• [Given passage]:
BEGIN
ABSTRACT

Homologous recombination deficiency (HRD) is a common phenotypic alteration that is highly druggable with poly (ADP-ribose) polymerase inhibitors (PARPi). Although BRCA1/2 gene mutations are among the commonest genomic aberrations associated with HRD, defects in other DNA damage repair (DDR) genes also may influence clinical response to PARPi. Here, we report the case of a 51-year-old Chinese woman with extensive symptomatic brain metastases from metastatic BRCA1/2 wild-type triple-negative breast cancer (TNBC). Comprehensive genomic profiling (CGP) of resected central nervous system tumor revealed mutations in TP53 and multiple DDR pathway genes, suggesting an HRD phenotype. The patient showed a rapid and remarkable response to single-agent niraparib, and her improved condition remained stable for > 8 weeks. To the best of our knowledge, this is the first report of the use of CGP for guiding targeted therapy with PARPi in patients with TNBC, for which options have been limited. CGP may have an increasingly impactful role to predict clinical response of PARPi in patients with BRCA1/2 wild-type TNBC.

INTRODUCTION

Comprehensive genomic profiling (CGP) enables molecular classification of various cancers for personalized genomic-guided therapies. Homologous recombination deficiency (HRD) is a common phenotypic alteration in cancers,[1] and is druggable by platinum chemotherapy and poly (ADP-ribose) polymerase inhibitor (PARPi). Of various genomic aberrations that may lead to HRD, BRCA1/2 mutations are the commonest,[1] especially in breast and ovarian cancers. The use of PARPi in patients with ovarian cancer and breast cancer with germline BRCA1/2 mutations produced remarkable improvement in progression-free survival.[2]

Despite its commonality in breast cancers, BRCA1/2 mutations were found in only 20%-30% of patients with triple-negative breast cancers (TNBC).[3] Besides BRCA1/2 mutations, many gene mutations (eg, RAD51, PALB2) are associated with HRD.[3] Detection of these mutations with next-generation sequencing (NGS)–based CGP may potentially identify more patients who might benefit from PARPi therapy.

We present a case of remarkable and rapid response to niraparib, a central nervous system (CNS)-active PARPi, in a patient with recurrent, BRCA1/2 wild-type TNBC with symptomatic, high-volume brain metastases. To our knowledge, this is the first report of the use of CGP for guiding targeted therapy with PARPi in TNBC.

CASE DESCRIPTION

A 51-year-old Chinese woman with recurrent/advanced TNBC was referred to our center in August 2018 for assessment of multiple brain metastases. The patient provided written informed consent for her case to be published. She was first diagnosed with breast cancer in June 2015 (Fig. 1). In October 2017, a 2-year follow-up positron emission tomography/computed tomography (PET/CT) scan revealed multiple axillary, interpectoral, subcarinal and bilateral hilar lymph nodes and lung metastases. Recurrent TNBC was confirmed pathologically (estrogen receptor [ER]/progesterone receptor [PR]/human epidermal growth factor receptor 2 [HER-2]-negative, Ki67 60%) and treated with capecitabine from January to August 2018. In late August, the patient developed persistent dizziness. Magnetic resonance imaging (MRI) revealed multiple, high-volume brain metastases in both cerebral hemispheres, the cerebellum, and the pons (Fig. 2a). An emergency palliative excision of the left cerebellar and left basal frontal cystic metastases was performed in October 2018 in view of the high intracranial pressure.
END
• [Entries provided]:
BEGIN
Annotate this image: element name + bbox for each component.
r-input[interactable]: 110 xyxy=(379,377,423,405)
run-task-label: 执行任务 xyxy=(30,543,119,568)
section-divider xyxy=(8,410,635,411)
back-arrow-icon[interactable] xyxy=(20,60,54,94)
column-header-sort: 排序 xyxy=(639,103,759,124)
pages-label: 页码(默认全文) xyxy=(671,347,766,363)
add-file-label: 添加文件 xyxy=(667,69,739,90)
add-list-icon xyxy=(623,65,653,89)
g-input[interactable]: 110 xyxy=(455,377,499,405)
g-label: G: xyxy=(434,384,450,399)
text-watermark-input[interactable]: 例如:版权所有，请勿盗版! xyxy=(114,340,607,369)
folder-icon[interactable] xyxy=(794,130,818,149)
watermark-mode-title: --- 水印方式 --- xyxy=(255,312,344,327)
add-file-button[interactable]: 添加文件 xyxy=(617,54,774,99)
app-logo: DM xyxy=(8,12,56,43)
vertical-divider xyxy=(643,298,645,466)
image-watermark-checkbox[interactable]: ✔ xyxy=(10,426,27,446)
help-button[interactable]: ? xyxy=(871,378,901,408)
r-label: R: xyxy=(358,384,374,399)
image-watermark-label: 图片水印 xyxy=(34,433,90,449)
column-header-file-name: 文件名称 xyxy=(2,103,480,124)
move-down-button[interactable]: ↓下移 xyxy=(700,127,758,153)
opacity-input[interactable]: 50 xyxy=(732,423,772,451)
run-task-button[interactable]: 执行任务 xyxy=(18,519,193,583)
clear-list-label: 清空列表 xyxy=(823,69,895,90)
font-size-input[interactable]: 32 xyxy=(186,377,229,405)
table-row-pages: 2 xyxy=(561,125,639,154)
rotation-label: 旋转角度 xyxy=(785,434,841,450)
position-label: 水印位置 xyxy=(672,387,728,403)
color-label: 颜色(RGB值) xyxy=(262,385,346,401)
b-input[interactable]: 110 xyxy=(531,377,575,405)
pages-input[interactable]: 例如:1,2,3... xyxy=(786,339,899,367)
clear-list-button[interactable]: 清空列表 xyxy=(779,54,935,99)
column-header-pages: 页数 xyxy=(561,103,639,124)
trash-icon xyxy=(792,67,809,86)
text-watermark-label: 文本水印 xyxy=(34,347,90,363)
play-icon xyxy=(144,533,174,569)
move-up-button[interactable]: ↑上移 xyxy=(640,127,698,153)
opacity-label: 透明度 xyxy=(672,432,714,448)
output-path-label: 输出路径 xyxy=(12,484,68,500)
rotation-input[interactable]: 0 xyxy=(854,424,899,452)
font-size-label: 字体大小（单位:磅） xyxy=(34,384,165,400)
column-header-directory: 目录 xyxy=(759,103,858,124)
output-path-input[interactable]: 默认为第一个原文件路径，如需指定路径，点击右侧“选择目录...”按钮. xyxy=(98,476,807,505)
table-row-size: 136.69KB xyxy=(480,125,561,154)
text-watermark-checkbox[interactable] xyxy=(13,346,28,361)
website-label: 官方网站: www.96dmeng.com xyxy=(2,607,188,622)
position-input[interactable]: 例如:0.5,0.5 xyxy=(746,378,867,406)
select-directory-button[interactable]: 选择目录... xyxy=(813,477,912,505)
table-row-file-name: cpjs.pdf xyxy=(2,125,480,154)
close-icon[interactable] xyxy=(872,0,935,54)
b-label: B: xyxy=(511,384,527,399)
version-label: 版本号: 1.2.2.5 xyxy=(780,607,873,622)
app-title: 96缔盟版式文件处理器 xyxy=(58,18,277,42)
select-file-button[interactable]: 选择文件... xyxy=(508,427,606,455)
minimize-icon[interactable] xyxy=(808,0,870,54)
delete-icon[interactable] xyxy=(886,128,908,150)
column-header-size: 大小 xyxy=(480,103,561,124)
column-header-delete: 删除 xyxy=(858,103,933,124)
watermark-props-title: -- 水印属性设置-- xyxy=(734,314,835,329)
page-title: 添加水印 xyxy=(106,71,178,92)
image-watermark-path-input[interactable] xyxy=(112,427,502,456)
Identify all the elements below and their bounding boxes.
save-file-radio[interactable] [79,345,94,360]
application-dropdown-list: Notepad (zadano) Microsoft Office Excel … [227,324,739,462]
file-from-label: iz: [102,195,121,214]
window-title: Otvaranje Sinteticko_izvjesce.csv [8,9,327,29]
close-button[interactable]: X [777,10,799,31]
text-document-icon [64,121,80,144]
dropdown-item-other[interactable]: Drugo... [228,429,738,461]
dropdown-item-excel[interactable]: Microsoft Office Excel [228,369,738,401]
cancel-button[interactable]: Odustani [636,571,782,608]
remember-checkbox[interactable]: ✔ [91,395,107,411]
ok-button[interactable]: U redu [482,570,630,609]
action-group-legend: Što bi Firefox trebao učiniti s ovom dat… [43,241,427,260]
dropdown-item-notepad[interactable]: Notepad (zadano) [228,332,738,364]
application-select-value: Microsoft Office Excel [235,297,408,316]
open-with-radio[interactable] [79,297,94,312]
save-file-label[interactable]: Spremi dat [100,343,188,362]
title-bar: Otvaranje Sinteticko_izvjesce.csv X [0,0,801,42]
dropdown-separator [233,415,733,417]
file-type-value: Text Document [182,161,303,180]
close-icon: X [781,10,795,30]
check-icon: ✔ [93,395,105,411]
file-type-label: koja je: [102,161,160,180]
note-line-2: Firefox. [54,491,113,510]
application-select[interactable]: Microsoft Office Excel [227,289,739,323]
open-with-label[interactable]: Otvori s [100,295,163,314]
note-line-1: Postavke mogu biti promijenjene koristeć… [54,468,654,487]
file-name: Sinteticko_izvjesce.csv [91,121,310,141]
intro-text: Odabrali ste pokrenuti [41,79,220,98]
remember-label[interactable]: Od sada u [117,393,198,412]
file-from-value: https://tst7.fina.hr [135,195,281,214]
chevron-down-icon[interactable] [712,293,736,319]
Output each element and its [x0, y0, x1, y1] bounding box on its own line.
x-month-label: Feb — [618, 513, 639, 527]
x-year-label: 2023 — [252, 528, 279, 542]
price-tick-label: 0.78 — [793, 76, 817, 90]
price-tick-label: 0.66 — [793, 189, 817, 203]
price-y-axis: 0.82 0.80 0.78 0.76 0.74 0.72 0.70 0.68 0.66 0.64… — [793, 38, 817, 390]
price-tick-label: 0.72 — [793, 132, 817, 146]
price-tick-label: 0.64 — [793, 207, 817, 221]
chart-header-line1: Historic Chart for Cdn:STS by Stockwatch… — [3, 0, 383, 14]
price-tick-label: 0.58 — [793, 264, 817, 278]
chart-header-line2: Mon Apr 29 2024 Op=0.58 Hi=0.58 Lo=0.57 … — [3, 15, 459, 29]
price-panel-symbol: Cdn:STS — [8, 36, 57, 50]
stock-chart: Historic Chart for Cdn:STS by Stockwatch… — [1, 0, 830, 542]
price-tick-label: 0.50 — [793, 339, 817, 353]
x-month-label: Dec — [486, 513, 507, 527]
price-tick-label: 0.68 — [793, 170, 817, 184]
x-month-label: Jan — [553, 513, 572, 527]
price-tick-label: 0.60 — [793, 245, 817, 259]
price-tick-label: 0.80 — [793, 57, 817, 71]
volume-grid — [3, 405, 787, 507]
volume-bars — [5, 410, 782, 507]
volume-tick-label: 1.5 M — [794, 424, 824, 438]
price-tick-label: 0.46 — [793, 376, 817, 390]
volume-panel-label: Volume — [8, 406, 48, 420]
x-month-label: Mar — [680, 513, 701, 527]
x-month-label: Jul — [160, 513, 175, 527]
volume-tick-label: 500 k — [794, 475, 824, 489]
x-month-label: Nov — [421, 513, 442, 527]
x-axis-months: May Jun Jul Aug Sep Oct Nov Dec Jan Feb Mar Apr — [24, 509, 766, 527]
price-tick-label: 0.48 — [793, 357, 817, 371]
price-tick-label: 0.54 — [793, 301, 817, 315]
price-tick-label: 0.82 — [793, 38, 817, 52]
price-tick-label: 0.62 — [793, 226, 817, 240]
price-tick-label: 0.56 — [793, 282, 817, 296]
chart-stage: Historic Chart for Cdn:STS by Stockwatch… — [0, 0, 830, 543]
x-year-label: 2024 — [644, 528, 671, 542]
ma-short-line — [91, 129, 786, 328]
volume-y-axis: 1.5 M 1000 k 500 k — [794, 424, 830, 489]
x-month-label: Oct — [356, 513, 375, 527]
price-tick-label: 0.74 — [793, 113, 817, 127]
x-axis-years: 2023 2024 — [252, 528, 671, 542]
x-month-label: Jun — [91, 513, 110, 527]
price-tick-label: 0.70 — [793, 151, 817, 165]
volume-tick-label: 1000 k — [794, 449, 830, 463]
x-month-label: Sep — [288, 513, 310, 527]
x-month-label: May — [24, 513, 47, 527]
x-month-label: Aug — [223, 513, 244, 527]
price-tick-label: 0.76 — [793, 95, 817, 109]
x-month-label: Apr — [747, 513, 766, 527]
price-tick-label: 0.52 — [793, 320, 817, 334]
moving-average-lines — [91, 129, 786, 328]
END
• [Questions to answer]:
**A.** Answer these questions from the case report on niraparib in triple-negative breast cancer:
(i) In what share of patients with triple-negative breast cancers were BRCA1/2 mutations found?
(ii) In what month and year was the patient first diagnosed with breast cancer?
(iii) For how long did the patient's improved condition stay stable on niraparib?
**B.** In the case report on niraparib in triple-negative breast cancer, rewrite the paragraph beginning "Despite its commonality in breast cancers" as a short bulleted list.

• [Set of answers]:
**A.**
(i) 20%-30%
(ii) June 2015
(iii) More than 8 weeks

**B.**
- BRCA1/2 mutations are common in breast cancers but were found in only 20%-30% of patients with TNBC.
- Many other gene mutations, such as RAD51 and PALB2, are also associated with HRD.
- Finding these mutations with NGS-based CGP may identify more patients who could benefit from PARPi therapy.